## EXERCISE PROMPT
Copy all of the material below exactly.

## DATA SHOWN
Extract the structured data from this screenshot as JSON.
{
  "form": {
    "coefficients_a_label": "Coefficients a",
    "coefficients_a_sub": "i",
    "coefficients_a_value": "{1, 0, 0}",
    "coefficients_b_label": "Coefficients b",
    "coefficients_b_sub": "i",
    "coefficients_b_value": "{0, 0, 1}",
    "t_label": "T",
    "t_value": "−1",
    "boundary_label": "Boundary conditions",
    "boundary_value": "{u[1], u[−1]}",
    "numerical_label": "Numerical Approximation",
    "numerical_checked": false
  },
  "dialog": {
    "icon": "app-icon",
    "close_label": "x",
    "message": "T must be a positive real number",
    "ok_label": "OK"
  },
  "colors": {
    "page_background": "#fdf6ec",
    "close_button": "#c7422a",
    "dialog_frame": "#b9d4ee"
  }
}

## RESPONSE FOR THIS EXERCISE
Extract the structured data from this screenshot as JSON.
{
  "form": {
    "coefficients_a_label": "Coefficients a",
    "coefficients_a_sub": "i",
    "coefficients_a_value": "{1, 0, 0}",
    "coefficients_b_label": "Coefficients b",
    "coefficients_b_sub": "i",
    "coefficients_b_value": "{0, 0, 1}",
    "t_label": "T",
    "t_value": "−1",
    "boundary_label": "Boundary conditions",
    "boundary_value": "{u[1], u[−1]}",
    "numerical_label": "Numerical Approximation",
    "numerical_checked": false
  },
  "dialog": {
    "icon": "app-icon",
    "close_label": "x",
    "message": "T must be a positive real number",
    "ok_label": "OK"
  },
  "colors": {
    "page_background": "#fdf6ec",
    "close_button": "#c7422a",
    "dialog_frame": "#b9d4ee"
  }
}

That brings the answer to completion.